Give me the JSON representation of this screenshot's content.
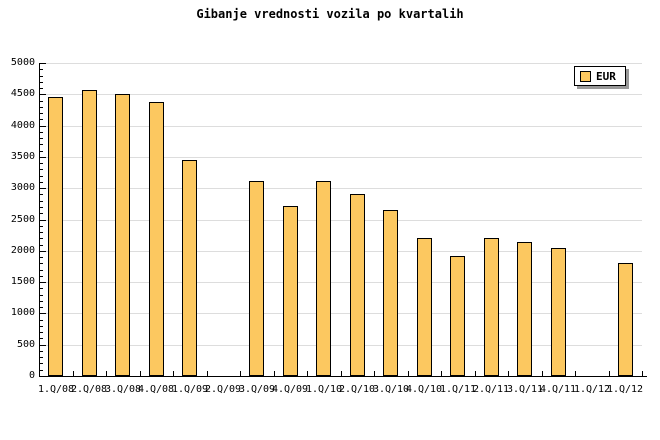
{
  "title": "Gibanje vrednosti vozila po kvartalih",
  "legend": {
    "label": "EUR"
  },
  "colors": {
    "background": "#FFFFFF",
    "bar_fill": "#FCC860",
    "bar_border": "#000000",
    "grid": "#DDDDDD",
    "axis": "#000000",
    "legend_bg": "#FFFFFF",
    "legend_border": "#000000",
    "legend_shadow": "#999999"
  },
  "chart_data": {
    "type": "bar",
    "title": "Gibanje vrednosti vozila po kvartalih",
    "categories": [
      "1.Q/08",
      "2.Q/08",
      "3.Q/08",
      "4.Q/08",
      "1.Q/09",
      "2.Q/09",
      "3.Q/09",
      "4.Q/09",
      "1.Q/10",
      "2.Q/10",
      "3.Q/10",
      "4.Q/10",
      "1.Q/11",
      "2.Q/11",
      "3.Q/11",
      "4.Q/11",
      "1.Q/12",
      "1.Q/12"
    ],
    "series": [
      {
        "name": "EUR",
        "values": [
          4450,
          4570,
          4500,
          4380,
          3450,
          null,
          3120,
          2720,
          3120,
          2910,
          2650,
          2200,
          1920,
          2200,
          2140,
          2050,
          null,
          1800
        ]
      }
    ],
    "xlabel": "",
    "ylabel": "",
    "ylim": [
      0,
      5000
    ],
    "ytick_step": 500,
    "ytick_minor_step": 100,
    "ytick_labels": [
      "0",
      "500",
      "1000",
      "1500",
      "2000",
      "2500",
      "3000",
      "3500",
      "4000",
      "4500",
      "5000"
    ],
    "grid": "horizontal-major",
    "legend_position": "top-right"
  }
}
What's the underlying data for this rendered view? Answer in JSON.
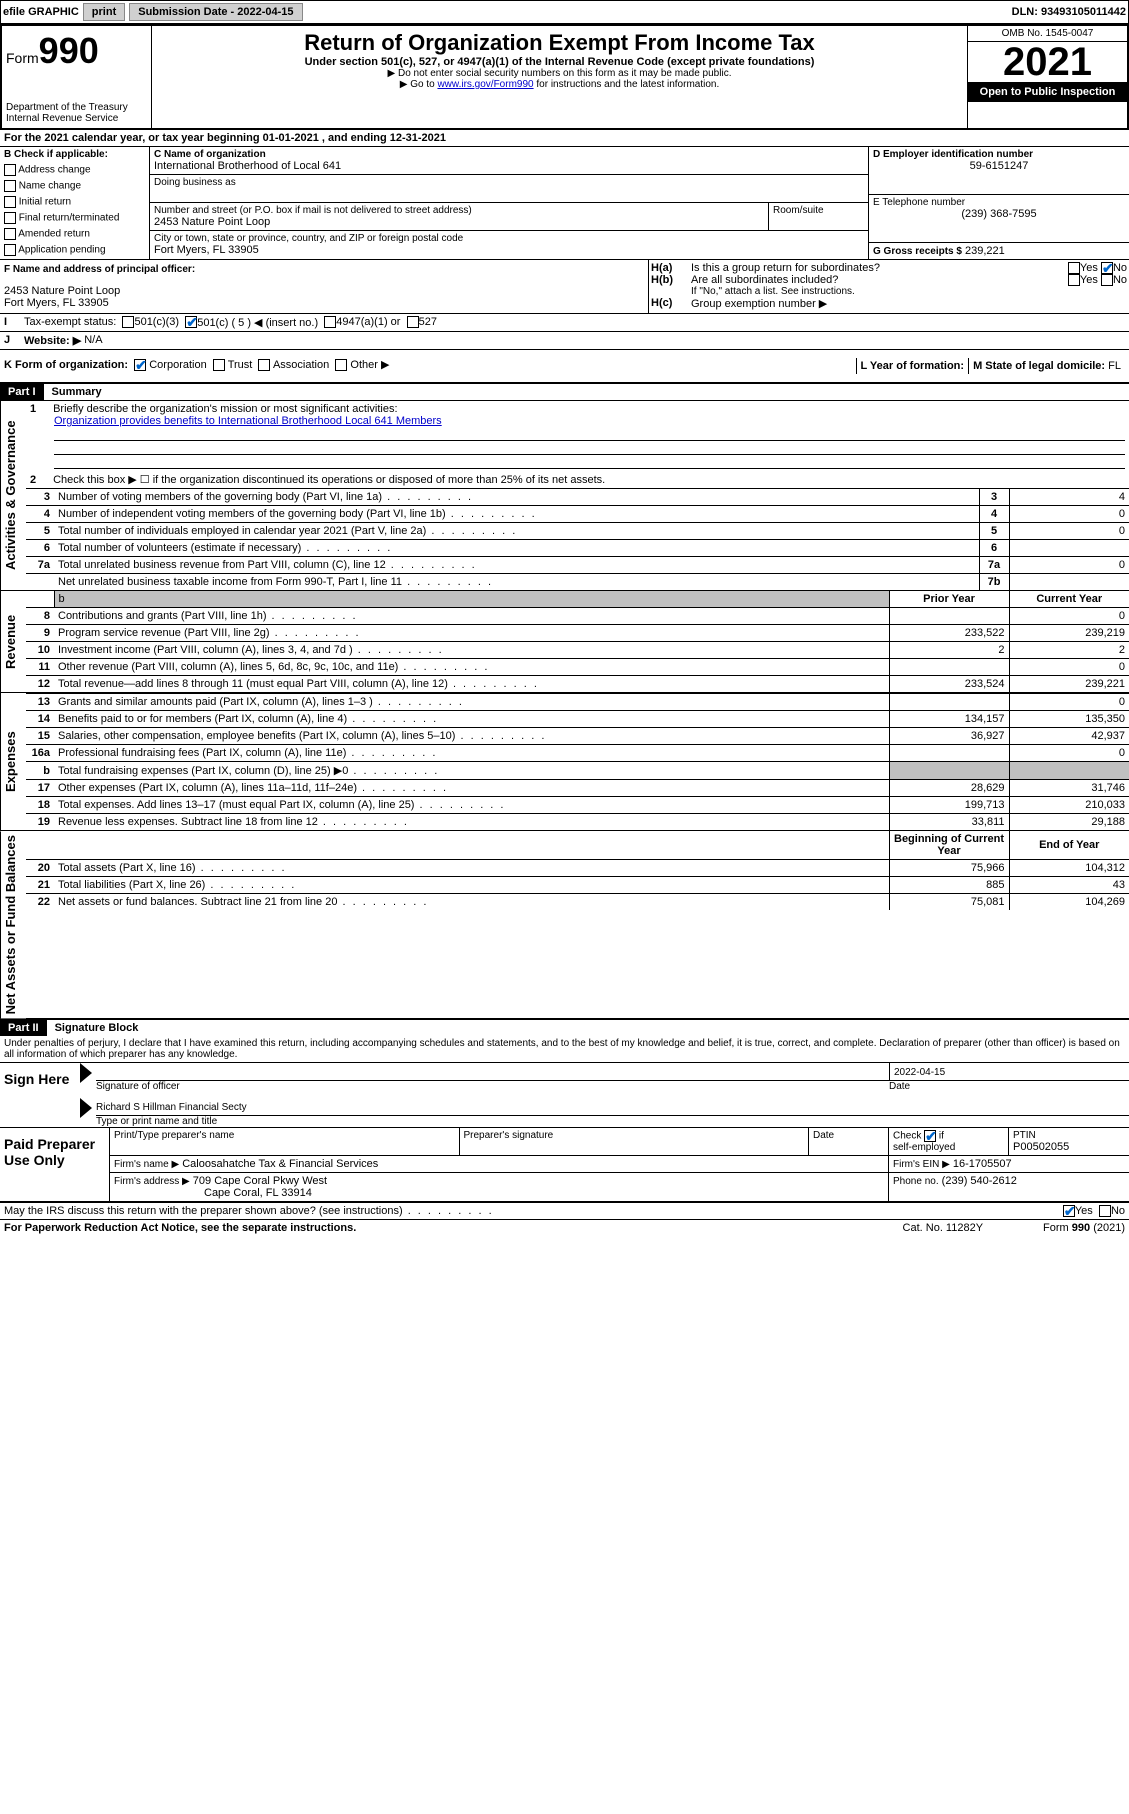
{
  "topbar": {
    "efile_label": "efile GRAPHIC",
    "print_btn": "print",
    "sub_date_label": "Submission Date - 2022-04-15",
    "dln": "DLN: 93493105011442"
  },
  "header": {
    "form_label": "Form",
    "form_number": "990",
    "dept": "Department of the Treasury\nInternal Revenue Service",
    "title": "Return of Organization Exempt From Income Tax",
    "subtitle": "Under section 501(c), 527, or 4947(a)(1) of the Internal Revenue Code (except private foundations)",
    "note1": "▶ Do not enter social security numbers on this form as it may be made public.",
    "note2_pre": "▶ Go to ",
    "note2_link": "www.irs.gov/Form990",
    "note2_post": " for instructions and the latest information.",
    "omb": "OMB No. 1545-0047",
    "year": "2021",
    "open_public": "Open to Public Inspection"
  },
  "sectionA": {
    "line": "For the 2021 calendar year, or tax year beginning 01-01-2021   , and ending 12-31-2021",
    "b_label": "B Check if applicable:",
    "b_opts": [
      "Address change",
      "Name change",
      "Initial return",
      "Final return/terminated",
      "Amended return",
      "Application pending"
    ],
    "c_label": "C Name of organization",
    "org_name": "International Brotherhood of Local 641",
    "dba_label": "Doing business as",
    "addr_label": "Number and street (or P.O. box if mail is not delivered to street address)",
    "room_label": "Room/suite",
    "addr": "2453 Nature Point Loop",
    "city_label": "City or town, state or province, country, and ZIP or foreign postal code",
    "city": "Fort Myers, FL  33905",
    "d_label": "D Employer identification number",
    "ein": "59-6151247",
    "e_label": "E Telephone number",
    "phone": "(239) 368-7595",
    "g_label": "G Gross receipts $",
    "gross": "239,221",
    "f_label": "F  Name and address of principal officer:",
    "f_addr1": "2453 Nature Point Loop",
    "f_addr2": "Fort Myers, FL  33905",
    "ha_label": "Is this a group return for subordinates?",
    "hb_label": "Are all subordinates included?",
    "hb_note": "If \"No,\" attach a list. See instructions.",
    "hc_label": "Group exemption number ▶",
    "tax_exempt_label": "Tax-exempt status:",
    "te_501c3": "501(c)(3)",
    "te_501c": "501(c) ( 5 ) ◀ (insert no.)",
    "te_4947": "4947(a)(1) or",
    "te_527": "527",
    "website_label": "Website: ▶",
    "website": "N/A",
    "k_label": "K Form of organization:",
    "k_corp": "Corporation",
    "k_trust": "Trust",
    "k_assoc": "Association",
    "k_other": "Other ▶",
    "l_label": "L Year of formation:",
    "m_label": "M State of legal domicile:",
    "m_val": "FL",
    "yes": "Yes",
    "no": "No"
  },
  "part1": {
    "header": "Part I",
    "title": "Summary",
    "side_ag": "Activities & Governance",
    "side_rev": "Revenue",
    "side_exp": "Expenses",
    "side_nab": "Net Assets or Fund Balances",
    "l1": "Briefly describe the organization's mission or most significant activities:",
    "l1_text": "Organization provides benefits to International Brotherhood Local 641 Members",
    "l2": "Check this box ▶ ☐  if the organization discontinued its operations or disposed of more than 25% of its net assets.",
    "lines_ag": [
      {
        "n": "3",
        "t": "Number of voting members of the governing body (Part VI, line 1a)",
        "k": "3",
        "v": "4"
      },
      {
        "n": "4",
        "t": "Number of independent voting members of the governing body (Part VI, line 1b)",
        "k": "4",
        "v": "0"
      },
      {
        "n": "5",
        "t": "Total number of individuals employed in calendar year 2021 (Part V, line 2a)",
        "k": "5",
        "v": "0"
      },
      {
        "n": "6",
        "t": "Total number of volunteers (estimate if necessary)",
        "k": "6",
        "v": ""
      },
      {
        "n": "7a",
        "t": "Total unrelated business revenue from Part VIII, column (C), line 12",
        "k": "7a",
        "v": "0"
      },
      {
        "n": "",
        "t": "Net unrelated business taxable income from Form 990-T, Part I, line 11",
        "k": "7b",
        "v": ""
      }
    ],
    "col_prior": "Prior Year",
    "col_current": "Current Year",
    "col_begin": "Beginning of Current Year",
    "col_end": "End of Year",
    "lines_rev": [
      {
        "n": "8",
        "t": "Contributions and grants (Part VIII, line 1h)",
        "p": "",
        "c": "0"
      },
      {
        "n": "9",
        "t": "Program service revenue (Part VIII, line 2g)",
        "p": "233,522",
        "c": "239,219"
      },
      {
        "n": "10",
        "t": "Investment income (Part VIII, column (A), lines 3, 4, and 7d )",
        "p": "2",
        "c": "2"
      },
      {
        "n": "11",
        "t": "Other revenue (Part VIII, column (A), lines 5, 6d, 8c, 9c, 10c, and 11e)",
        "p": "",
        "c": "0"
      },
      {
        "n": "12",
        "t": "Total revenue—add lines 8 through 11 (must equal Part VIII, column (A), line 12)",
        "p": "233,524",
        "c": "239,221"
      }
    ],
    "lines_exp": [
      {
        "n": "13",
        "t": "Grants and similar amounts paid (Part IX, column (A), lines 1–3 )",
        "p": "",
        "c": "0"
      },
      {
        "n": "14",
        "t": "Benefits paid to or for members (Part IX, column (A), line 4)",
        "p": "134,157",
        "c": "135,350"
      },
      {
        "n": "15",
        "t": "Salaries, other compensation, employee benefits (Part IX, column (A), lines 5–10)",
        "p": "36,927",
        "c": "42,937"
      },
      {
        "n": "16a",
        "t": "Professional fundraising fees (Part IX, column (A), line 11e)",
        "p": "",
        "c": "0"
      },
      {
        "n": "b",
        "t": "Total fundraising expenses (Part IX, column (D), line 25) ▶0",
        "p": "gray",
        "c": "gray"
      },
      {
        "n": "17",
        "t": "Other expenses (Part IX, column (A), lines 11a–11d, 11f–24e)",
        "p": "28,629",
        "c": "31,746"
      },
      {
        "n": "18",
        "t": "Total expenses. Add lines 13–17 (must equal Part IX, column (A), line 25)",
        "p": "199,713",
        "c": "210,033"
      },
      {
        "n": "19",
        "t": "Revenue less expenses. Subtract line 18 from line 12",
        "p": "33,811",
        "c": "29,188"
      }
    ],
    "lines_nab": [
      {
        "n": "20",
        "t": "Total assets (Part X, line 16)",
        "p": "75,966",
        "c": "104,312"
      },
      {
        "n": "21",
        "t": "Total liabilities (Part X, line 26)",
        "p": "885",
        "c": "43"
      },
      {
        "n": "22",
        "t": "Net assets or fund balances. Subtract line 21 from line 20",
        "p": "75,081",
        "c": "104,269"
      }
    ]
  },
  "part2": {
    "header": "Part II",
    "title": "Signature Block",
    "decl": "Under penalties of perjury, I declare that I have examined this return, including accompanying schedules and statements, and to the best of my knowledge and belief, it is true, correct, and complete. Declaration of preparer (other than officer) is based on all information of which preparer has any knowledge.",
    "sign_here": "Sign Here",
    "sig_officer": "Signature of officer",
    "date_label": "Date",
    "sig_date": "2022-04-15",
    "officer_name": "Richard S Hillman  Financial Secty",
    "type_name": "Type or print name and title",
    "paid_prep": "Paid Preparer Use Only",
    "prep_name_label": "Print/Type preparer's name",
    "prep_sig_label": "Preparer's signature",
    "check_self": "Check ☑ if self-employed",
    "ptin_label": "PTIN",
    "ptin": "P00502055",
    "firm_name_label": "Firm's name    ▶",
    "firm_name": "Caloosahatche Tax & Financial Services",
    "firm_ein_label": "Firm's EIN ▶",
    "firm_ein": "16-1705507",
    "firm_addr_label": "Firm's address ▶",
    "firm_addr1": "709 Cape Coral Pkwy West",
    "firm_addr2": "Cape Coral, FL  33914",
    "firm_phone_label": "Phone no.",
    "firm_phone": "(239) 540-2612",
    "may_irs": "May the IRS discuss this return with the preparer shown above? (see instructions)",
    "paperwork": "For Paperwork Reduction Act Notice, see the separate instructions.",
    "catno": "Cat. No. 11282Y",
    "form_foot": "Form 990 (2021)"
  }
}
________________________
» WORK REQUIRED:
Gather every line from the entries above where the word "information" appears, and copy them.

» WRITTEN SOLUTION:
    "note2_post": " for instructions and the latest information.",
    "decl": "Under penalties of perjury, I declare that I have examined this return, including accompanying schedules and statements, and to the best of my knowledge and belief, it is true, correct, and complete. Declaration of preparer (other than officer) is based on all information of which preparer has any knowledge.",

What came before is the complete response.